- _WRITTEN REQUEST_: In the listing below, find every line containing "edge" and copy it out.
# # #
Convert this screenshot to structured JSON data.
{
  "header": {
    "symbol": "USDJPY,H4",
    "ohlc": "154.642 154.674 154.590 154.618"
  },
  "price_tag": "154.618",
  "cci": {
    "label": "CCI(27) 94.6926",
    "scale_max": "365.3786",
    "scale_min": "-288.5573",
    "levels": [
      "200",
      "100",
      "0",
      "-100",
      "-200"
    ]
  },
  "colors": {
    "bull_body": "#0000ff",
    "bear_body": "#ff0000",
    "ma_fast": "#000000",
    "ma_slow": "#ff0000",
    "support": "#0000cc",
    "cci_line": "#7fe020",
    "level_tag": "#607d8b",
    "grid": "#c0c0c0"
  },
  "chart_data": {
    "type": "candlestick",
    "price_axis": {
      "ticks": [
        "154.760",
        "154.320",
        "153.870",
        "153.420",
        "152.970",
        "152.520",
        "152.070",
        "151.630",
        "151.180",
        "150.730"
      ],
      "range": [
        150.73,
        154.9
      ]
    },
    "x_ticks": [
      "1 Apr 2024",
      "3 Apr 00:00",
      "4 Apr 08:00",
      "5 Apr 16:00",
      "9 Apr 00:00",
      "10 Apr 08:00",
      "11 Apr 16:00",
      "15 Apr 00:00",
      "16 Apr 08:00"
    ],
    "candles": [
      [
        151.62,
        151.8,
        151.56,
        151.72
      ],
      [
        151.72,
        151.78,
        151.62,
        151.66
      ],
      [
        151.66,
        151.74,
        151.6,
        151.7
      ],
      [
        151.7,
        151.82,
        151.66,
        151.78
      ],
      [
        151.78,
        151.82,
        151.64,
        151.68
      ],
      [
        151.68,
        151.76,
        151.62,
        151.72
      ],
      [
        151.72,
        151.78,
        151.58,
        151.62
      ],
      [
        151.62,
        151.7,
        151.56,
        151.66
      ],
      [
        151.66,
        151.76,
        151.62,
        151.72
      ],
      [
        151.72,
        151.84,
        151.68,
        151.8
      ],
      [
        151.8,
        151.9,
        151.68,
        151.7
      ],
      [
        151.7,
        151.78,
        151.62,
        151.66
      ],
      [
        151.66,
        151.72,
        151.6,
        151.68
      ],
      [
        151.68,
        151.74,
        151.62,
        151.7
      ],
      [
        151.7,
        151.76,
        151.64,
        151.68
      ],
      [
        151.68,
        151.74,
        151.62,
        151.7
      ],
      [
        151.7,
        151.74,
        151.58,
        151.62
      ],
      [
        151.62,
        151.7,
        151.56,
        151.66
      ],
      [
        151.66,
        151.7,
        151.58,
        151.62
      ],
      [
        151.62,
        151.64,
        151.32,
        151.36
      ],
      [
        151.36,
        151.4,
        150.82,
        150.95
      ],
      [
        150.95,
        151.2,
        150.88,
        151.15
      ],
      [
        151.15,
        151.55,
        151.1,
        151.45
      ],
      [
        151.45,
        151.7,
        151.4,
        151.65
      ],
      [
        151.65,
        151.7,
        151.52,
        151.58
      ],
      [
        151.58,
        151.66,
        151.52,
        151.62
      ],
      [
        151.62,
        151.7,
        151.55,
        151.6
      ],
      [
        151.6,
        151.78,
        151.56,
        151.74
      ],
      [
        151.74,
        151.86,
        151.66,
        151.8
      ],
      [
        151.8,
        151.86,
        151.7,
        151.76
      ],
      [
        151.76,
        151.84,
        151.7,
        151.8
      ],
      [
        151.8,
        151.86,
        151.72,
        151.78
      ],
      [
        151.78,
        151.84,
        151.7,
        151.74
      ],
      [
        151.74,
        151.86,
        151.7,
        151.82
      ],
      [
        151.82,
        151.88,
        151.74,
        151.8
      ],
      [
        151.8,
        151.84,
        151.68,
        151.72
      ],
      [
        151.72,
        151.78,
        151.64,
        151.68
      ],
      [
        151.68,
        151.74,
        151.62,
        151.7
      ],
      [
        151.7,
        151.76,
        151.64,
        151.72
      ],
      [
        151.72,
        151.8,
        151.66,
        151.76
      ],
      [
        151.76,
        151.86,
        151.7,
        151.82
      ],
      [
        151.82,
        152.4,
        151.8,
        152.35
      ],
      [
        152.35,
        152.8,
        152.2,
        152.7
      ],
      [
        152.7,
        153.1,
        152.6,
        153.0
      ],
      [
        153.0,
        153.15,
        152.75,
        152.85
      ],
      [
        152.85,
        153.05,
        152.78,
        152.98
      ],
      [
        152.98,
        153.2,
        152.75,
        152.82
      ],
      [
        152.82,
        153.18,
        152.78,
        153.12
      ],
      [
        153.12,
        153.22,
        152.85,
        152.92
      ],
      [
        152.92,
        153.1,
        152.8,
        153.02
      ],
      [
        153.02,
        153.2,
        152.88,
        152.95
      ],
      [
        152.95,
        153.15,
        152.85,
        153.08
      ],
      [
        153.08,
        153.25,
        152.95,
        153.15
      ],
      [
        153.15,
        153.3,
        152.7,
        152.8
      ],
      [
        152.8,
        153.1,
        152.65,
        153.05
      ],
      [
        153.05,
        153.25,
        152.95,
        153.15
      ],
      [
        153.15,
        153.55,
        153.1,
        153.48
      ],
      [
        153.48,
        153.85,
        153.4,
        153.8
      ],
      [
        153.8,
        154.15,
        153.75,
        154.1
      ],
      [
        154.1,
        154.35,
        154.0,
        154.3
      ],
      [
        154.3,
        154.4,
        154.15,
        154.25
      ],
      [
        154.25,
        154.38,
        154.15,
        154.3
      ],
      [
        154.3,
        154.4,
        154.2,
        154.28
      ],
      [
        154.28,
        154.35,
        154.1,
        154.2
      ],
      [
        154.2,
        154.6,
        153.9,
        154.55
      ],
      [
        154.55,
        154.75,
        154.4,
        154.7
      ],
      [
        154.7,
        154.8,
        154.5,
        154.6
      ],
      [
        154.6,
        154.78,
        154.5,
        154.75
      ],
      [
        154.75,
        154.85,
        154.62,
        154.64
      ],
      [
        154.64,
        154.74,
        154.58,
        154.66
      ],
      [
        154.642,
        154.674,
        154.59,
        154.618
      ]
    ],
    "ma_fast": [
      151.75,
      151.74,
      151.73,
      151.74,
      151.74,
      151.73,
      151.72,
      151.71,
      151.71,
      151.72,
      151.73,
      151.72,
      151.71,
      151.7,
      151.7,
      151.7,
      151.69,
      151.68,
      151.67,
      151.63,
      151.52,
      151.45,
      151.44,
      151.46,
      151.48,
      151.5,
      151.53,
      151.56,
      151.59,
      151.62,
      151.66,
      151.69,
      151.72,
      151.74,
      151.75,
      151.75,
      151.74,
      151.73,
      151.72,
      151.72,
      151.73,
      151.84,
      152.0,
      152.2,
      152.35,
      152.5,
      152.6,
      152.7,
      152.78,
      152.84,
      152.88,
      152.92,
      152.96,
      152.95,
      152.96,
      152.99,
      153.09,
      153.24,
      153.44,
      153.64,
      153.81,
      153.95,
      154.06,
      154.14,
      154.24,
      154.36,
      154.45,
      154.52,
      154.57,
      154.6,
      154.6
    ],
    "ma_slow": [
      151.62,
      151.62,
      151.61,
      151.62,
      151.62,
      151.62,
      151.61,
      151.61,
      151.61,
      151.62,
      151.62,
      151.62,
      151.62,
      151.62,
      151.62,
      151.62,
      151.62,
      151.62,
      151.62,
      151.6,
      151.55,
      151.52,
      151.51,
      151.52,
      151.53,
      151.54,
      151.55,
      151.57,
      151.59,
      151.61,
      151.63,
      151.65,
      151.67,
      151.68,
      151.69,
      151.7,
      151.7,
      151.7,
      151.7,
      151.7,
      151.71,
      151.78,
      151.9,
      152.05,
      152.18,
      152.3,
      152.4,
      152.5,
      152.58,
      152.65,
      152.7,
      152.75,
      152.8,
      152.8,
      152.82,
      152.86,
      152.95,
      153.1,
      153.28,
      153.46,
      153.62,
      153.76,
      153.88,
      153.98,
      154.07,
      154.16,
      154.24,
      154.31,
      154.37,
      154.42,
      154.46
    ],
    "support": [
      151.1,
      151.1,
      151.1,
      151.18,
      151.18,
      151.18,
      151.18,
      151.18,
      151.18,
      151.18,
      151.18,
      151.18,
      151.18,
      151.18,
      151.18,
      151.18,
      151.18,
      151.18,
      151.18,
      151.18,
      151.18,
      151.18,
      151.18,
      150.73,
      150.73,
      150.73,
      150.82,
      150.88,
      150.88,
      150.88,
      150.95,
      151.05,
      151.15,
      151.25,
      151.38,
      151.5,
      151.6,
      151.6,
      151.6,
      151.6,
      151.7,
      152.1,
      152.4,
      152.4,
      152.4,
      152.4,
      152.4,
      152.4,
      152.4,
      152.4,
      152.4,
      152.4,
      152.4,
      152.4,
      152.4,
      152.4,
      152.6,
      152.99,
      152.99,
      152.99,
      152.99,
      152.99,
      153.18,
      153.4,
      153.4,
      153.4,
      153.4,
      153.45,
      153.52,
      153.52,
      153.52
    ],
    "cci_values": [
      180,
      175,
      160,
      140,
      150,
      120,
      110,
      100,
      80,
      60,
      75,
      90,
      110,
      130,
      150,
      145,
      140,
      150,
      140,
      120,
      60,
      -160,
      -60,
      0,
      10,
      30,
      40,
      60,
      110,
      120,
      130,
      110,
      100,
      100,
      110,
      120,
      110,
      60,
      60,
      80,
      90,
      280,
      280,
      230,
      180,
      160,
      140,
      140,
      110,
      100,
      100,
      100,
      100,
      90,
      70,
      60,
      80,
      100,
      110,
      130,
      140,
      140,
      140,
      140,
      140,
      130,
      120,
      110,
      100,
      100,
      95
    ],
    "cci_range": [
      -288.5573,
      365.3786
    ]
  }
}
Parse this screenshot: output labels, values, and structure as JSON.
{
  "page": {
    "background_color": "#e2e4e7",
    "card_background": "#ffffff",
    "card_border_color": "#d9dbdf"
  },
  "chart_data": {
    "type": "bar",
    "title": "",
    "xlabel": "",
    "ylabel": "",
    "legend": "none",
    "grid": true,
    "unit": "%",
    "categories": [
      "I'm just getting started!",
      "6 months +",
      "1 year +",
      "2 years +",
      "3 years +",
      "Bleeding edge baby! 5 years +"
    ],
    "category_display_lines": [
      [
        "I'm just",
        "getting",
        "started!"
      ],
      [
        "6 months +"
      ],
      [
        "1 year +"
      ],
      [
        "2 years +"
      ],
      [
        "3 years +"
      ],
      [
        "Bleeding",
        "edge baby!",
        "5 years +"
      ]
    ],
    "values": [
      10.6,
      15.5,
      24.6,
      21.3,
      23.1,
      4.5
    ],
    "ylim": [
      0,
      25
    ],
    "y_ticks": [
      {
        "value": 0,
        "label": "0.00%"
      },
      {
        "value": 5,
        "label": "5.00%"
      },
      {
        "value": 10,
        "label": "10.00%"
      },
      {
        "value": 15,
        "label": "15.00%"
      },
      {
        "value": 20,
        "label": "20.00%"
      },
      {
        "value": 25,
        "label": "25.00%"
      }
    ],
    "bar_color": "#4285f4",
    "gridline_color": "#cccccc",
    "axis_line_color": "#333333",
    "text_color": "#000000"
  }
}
# # #
- _THE COMPLETED TASK_:
      "Bleeding edge baby! 5 years +"
        "edge baby!",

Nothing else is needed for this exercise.